Collected data
--- begin ---

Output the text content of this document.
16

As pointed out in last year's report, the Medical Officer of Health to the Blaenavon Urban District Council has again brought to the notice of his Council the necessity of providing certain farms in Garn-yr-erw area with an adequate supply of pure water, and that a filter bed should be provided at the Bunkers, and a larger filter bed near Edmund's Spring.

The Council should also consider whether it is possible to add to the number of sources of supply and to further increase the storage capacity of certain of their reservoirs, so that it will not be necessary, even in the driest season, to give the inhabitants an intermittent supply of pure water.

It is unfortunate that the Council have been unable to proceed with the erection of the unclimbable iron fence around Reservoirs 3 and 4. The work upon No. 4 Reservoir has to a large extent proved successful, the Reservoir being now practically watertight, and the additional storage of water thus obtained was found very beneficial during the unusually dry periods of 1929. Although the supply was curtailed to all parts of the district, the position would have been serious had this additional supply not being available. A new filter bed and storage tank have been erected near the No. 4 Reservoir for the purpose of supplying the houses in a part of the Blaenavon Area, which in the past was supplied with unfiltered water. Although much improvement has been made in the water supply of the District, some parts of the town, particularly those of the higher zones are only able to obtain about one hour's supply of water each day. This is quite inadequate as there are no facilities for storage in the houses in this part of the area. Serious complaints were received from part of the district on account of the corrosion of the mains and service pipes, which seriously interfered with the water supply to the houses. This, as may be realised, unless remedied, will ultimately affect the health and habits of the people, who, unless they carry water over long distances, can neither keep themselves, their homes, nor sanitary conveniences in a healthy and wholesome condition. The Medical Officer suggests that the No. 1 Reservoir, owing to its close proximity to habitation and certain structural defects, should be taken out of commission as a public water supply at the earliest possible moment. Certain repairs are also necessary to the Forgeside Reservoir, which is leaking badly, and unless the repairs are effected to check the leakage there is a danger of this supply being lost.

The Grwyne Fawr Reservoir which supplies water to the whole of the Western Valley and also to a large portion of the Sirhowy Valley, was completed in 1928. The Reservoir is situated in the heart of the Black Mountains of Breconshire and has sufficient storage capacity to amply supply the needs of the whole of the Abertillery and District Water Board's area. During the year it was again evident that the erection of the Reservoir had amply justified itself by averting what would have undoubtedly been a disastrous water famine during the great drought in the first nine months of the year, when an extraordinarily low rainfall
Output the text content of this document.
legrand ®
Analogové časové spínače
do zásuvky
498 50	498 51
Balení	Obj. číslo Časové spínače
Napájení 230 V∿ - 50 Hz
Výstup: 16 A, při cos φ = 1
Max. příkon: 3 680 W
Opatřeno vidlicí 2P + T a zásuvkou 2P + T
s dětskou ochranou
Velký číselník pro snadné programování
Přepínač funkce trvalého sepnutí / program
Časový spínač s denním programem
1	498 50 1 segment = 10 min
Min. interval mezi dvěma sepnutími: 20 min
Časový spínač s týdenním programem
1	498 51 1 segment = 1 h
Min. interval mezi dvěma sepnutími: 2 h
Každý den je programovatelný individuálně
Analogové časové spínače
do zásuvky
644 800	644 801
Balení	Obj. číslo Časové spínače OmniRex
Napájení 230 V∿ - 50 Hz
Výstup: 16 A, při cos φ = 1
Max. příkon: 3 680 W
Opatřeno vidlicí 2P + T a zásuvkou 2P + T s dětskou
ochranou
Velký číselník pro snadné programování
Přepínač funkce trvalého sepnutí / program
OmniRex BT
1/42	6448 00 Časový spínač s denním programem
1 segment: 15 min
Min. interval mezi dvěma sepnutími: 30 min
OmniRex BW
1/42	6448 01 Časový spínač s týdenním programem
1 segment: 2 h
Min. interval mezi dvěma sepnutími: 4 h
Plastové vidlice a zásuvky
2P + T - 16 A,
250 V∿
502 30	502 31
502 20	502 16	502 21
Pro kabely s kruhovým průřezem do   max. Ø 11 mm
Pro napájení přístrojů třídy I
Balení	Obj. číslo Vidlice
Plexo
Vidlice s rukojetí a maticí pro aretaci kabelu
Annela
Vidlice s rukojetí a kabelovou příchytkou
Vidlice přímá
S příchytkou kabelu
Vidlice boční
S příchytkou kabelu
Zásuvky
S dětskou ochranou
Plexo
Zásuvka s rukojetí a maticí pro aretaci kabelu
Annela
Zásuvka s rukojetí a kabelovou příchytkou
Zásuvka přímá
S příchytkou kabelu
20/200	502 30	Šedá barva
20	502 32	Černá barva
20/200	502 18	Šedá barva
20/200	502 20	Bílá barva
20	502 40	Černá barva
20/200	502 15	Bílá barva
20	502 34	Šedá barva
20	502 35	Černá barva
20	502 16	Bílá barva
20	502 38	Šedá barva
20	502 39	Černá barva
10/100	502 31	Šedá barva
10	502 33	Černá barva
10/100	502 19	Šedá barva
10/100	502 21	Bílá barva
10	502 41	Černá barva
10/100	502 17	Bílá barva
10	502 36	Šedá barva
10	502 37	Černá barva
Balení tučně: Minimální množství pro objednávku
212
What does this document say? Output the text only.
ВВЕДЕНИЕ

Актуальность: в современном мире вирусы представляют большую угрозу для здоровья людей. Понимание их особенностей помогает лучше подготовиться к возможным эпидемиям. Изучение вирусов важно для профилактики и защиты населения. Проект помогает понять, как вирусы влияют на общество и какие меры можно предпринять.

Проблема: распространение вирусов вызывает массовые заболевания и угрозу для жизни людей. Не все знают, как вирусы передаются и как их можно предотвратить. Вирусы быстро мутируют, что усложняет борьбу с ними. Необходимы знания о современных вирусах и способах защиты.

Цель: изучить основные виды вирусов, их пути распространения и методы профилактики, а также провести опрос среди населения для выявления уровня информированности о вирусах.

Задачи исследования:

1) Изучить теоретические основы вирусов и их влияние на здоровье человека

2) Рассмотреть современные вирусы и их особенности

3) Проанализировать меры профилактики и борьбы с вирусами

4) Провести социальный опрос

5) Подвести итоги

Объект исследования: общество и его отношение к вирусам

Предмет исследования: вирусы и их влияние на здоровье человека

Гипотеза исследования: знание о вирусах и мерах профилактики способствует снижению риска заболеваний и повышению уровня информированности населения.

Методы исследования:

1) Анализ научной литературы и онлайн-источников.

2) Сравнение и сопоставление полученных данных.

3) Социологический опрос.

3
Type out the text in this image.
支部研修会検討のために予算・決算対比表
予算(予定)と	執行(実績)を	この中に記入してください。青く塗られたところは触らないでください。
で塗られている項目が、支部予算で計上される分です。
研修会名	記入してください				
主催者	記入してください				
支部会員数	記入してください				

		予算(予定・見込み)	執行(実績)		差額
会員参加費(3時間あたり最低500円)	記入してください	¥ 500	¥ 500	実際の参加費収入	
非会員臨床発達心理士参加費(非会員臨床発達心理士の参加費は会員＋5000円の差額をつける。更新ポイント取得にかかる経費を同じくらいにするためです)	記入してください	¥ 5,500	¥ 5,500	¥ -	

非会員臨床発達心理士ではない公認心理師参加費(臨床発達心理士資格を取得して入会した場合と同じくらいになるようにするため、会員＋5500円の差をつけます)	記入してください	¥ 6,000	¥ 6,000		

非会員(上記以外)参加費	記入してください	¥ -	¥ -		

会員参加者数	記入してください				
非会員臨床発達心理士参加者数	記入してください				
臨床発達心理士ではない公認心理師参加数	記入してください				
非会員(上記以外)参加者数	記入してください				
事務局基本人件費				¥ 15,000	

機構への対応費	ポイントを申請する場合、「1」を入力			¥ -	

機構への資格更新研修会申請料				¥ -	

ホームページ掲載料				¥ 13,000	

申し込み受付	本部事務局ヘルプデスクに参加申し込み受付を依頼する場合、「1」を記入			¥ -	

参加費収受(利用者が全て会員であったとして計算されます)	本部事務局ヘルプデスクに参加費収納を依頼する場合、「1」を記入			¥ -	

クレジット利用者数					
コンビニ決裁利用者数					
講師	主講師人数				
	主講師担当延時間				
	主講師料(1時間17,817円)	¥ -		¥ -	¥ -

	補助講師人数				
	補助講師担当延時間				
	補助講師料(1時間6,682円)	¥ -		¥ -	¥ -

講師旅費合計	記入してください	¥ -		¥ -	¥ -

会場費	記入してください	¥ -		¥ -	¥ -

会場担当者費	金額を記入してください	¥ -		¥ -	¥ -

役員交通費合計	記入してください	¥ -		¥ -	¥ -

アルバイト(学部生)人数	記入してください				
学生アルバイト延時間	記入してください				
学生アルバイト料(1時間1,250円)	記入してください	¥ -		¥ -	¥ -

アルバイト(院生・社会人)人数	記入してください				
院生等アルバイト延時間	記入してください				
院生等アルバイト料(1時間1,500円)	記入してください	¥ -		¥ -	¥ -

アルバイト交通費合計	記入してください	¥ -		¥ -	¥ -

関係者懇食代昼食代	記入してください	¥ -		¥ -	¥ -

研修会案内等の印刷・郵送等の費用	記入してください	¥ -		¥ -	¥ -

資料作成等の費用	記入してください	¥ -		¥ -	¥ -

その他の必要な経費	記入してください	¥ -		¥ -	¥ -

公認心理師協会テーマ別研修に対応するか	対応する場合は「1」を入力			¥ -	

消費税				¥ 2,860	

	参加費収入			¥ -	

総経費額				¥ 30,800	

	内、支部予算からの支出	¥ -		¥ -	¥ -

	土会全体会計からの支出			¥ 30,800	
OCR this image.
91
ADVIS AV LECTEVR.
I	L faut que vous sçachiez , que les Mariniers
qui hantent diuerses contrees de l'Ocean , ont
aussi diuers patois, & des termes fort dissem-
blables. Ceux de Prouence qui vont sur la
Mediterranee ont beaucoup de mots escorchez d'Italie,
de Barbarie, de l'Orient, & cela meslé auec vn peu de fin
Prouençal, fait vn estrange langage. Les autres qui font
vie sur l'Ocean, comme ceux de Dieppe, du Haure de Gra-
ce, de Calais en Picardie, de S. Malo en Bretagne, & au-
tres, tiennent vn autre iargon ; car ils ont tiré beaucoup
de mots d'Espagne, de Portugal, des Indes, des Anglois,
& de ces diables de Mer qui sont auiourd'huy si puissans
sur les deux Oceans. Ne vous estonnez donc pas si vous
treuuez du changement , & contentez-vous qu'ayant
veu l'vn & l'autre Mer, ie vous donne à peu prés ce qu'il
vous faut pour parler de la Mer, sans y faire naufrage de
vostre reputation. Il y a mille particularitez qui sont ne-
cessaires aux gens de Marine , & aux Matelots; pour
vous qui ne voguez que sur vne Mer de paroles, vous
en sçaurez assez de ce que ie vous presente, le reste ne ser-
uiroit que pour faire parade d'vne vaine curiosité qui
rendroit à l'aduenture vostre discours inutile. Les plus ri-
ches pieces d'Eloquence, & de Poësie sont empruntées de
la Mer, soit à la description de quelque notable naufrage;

--- end ---

§ **Do this**
Scan the listing above. Collect all lines with the word "capacity".

§ **Answer to the problem**
The Council should also consider whether it is possible to add to the number of sources of supply and to further increase the storage capacity of certain of their reservoirs, so that it will not be necessary, even in the driest season, to give the inhabitants an intermittent supply of pure water.
The Grwyne Fawr Reservoir which supplies water to the whole of the Western Valley and also to a large portion of the Sirhowy Valley, was completed in 1928. The Reservoir is situated in the heart of the Black Mountains of Breconshire and has sufficient storage capacity to amply supply the needs of the whole of the Abertillery and District Water Board's area. During the year it was again evident that the erection of the Reservoir had amply justified itself by averting what would have undoubtedly been a disastrous water famine during the great drought in the first nine months of the year, when an extraordinarily low rainfall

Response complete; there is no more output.